**DIRECTION:** Say how many lines include "Blocks", with no words around the number.

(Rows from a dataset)
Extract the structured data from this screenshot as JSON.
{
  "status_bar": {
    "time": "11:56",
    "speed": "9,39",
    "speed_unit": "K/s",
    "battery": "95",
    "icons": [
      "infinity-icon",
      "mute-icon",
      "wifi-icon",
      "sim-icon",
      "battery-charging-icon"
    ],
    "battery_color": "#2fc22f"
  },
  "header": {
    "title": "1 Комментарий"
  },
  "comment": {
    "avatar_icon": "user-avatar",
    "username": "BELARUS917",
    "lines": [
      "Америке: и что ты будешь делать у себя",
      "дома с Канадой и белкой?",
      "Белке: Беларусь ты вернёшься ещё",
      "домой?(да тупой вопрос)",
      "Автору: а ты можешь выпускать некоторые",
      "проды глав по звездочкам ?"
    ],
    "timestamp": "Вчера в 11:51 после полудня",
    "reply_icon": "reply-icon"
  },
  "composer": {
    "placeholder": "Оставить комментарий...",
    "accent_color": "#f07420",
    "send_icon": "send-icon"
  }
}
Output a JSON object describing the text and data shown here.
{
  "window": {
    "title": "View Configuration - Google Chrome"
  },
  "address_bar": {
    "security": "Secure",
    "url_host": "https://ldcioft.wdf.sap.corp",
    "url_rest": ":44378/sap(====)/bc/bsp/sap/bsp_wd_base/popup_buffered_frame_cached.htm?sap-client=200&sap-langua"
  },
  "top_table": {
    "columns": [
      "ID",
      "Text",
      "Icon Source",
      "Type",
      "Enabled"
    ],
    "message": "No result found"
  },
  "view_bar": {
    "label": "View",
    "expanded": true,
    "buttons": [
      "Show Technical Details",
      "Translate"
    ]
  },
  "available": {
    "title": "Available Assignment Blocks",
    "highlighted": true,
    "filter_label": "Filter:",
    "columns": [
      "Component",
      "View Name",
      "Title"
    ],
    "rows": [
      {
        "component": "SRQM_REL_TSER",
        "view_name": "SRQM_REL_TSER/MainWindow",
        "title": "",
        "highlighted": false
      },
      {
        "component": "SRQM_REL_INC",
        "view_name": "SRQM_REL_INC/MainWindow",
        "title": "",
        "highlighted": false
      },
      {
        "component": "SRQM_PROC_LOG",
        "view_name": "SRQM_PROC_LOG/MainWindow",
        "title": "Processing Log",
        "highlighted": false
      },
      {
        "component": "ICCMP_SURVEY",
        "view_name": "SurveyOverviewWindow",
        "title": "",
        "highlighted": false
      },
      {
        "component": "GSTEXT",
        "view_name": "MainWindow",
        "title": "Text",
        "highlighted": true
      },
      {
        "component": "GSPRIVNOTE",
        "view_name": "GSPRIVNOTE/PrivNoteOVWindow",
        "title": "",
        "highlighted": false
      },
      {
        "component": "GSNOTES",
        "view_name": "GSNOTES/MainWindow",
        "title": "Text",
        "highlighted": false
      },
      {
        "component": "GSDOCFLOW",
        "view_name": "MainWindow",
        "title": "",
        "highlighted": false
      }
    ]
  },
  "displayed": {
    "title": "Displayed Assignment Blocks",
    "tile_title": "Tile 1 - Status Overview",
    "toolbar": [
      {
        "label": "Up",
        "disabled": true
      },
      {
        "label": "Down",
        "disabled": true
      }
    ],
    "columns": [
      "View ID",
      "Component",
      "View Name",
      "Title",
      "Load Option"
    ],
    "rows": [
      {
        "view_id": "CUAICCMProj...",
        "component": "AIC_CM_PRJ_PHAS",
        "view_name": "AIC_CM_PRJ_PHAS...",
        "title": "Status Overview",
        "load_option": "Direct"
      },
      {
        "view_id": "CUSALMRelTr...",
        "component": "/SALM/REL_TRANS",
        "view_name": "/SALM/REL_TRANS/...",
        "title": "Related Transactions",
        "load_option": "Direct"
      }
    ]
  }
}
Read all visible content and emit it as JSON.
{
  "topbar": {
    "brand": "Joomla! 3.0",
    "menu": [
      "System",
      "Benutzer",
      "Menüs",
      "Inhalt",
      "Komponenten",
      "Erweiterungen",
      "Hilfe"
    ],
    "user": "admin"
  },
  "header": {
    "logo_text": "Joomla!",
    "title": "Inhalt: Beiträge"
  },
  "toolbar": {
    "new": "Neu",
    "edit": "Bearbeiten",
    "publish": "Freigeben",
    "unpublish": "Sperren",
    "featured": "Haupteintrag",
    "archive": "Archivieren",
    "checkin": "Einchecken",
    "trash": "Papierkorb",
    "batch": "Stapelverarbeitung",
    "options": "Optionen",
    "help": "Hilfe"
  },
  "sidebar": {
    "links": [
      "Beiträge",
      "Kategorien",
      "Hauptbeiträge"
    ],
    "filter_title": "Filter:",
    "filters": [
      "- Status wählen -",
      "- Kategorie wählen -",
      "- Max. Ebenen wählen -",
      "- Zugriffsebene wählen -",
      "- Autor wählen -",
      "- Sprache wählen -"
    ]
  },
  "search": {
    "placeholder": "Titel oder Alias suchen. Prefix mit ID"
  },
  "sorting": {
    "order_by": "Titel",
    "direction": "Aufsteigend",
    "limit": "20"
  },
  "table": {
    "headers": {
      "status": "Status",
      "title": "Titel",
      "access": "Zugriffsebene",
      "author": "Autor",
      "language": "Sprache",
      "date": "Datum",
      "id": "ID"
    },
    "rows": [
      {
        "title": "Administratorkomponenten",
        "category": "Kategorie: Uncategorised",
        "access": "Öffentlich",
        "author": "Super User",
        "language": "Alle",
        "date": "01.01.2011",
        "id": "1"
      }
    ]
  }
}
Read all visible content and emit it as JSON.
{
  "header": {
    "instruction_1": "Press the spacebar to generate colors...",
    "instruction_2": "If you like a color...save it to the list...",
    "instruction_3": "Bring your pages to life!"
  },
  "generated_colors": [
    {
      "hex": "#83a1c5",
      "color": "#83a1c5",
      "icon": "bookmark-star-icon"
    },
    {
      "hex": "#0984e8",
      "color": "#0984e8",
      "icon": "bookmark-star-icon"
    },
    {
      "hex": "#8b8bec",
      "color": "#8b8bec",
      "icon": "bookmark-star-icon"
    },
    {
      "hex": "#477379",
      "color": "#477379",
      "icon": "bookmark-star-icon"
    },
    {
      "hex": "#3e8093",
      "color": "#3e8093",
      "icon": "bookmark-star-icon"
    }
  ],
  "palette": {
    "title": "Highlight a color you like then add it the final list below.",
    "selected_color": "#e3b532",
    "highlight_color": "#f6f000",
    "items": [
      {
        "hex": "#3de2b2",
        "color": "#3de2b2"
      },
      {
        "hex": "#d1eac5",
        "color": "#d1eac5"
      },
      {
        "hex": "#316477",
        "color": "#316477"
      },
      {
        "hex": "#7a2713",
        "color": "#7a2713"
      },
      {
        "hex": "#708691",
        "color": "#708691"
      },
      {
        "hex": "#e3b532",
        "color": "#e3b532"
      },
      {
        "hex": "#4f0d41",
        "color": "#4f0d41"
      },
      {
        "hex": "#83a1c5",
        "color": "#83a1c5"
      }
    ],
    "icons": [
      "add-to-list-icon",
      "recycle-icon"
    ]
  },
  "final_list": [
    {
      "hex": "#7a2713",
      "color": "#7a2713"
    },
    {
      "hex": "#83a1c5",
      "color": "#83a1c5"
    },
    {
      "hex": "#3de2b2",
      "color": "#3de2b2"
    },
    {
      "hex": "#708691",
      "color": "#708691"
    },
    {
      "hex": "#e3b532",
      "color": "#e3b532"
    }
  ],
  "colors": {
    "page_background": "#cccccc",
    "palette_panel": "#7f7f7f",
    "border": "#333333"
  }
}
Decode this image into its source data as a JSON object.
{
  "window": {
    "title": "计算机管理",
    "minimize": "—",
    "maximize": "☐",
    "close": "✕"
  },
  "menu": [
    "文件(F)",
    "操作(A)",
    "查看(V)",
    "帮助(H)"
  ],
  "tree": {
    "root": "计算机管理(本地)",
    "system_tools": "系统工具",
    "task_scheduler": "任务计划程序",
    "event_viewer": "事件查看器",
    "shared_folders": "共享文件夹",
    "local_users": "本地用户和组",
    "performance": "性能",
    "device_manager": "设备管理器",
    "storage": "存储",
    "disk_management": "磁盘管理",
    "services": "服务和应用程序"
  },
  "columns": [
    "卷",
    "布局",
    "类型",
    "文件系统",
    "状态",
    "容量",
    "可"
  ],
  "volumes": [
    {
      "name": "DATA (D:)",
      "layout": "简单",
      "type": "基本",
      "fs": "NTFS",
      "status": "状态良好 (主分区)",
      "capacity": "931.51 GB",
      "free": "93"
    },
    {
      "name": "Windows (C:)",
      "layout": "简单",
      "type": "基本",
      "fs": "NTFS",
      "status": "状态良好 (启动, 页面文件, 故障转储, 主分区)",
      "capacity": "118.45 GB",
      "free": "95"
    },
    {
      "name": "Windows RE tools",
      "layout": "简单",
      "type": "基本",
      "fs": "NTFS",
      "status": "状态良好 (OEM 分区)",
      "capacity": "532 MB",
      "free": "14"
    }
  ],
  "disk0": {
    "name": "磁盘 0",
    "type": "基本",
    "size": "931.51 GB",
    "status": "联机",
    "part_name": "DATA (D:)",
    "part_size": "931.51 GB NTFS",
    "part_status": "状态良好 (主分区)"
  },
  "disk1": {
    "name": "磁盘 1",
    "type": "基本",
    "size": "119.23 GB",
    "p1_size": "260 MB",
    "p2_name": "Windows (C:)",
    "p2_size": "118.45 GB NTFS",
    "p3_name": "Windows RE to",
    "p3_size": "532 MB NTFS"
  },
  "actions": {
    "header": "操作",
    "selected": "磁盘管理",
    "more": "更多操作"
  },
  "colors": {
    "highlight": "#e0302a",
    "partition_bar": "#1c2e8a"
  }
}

**THE RESULT:** 2